**SOURCE TEXT**
* Begin *

But whatever! Just ignore that impending sense of dread and look at the map in a text editor. Each state/province/territory (henceforth SPT) has an ISO-3166 code assigned to it as an ID. So Illinois is US-IL, and Ontario is CA-ON. The csv I made lists city, SPT, and country, but not in handy ISO-3166 form, so I had to do something about that. I am not sure I really did the right thing, but here’s the code I wrote to do it.

# read in the concert csv
concerts = [r for r in csv.reader(open('concerts.csv', 'r'))]

for show in concerts:
    if show[4].strip() == "Canada":
        show[3] = "CA-" + "%s" % (show[3])
        # quebec's code is QC in iso-world
        if show[3] == "CA-PQ":
            show[3] = "CA-QC"
    elif show[4].strip() == "United States":
        show[3] = "US-" + "%s" % (show[3].upper())

This changes my csv from this:

11/07/2009,Landmark Theatre, Syracuse,NY,United States,TTH_SMT_20091107_1328

to this:

11/07/2009,Landmark Theatre, Syracuse,US-NY,United States,TTH_SMT_20091107_1328

I feel like there is a better way to do it, but that was the first solution that popped into my head, and it worked just fine. From there, I needed to figure out how often they played in a given SPT. I KNOW there is a better way to do this, but I stared at it for a few minutes before the laziness won out and I moved on.

* End *

**THE DATA**
* Begin *

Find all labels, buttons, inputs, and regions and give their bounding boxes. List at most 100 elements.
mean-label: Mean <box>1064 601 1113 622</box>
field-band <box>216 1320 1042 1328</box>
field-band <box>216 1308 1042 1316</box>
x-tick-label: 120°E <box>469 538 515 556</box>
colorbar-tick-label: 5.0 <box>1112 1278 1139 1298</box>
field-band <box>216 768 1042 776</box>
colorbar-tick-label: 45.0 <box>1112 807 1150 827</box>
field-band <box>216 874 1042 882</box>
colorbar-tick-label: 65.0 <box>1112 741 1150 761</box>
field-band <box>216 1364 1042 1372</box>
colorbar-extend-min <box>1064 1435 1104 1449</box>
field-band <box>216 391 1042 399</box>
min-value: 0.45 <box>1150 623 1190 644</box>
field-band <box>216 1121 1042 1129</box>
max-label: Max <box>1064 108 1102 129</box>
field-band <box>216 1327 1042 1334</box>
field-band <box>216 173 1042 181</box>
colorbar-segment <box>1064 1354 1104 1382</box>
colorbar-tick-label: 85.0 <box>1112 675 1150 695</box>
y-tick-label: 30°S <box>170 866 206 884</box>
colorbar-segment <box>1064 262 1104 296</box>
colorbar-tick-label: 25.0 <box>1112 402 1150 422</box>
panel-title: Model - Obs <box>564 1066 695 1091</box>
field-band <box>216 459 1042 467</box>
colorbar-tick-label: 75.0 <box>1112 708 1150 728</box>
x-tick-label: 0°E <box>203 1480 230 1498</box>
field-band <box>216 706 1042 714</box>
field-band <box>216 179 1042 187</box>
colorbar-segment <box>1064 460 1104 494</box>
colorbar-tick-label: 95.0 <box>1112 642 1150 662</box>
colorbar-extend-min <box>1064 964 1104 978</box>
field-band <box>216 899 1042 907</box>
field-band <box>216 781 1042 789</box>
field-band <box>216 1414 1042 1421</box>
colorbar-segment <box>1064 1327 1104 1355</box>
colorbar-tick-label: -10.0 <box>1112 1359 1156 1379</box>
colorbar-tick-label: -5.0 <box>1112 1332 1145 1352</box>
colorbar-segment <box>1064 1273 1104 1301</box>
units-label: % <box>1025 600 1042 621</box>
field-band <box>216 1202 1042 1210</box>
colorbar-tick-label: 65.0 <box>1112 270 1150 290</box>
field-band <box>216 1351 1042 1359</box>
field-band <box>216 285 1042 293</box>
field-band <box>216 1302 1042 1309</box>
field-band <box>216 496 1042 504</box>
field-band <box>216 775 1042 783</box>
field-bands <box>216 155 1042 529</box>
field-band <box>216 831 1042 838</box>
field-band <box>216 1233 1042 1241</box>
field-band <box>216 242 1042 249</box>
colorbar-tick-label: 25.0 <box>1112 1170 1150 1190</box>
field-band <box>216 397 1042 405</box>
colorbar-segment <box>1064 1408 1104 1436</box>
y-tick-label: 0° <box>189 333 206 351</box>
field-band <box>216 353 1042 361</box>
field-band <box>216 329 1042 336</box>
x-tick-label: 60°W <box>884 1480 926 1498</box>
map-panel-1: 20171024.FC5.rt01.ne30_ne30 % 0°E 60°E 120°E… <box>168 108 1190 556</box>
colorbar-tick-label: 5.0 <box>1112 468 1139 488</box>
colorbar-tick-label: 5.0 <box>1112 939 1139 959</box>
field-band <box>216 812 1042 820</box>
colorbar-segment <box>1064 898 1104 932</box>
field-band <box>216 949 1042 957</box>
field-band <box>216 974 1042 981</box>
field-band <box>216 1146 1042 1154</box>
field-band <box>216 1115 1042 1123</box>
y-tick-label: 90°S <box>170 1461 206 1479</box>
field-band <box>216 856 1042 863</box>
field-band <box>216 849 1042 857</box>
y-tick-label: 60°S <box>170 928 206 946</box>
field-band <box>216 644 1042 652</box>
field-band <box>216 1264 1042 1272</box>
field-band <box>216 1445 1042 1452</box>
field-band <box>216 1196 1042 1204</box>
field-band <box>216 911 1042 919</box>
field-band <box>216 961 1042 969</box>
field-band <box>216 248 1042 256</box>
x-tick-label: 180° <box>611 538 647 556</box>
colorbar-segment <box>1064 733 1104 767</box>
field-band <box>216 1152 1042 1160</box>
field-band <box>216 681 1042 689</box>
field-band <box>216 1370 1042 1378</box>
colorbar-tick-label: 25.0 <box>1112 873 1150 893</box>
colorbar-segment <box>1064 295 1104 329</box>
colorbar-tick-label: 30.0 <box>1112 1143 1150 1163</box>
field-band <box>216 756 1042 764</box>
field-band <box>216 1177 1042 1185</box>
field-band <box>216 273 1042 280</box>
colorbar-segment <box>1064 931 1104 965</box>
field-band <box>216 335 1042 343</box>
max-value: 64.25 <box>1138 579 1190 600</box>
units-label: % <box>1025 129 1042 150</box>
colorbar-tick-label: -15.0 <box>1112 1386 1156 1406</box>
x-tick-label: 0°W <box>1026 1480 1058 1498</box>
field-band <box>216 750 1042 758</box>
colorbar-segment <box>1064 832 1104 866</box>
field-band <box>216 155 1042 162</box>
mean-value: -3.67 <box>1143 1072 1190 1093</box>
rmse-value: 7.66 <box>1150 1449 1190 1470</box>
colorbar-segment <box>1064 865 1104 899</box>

* End *

**WORK TO COMPLETE**
• A. Can you put the lines of the listing into a Markdown table with the columns Row and Entry, skipping blank lines? Begin at the first line of the listing and stop after the line that has "field-band <box>216 768 1042 776</box>".
• B. How would the blog post about converting concert locations into ISO-3166 codes go on from its last sentence?

**OUTPUTS FOR THE TASKS**
• A.
| Row | Entry |
|---|---|
| 1 | Find all labels, buttons, inputs, and regions and give their bounding boxes. List at most 100 elements. |
| 2 | mean-label: Mean <box>1064 601 1113 622</box> |
| 3 | field-band <box>216 1320 1042 1328</box> |
| 4 | field-band <box>216 1308 1042 1316</box> |
| 5 | x-tick-label: 120°E <box>469 538 515 556</box> |
| 6 | colorbar-tick-label: 5.0 <box>1112 1278 1139 1298</box> |
| 7 | field-band <box>216 768 1042 776</box> |

• B.
    north_american_shows = {}
    for show in concerts:
        # if the state's not already there, add it. the first time through,
        # it will never be there, so everything will be set to 0.
        if show[3] not in north_american_shows.keys():
            north_american_shows[show[3]] = 0

        # look, i know this is stupid. i don't care. just count, okay.
        if show[3] in north_american_shows.keys():
            frequency = north_american_shows[show[3]]
            north_american_shows[show[3]] = frequency + 1

As you can see, I first made an empty dictionary called north_american_shows, and then I ripped through the csv and gave my dict keys corresponding to all the ISO codes. I set all their initial values to zero. Then I went through AGAIN, and just incremented the values by one for every show they played in a given SPT. Printing out north_american_shows at this point gives something like this:

{'': 11, 'BE': 1, 'US-NY': 83, 'US-PA': 33, 'US-TN': 3, ...}

I think I probably should have tried to make a dict that only used valid ISO codes as keys, instead of everything in that SPT column, and I probably should have just gone through the csv once, rather than twice. At any rate, this got me a usable dictionary that told me shocking things like mostly the Hip plays in Ontario. That piece of information, by the way, is also nicely conveyed by this:

word cloud

That is a word cloud I made in wordle in approximately 30 seconds by pasting in the ‘city’ column from my csv. But let us not be deterred by the fundamental uselessness of our exercise! Probably I would never do anything at all if I let that stop me.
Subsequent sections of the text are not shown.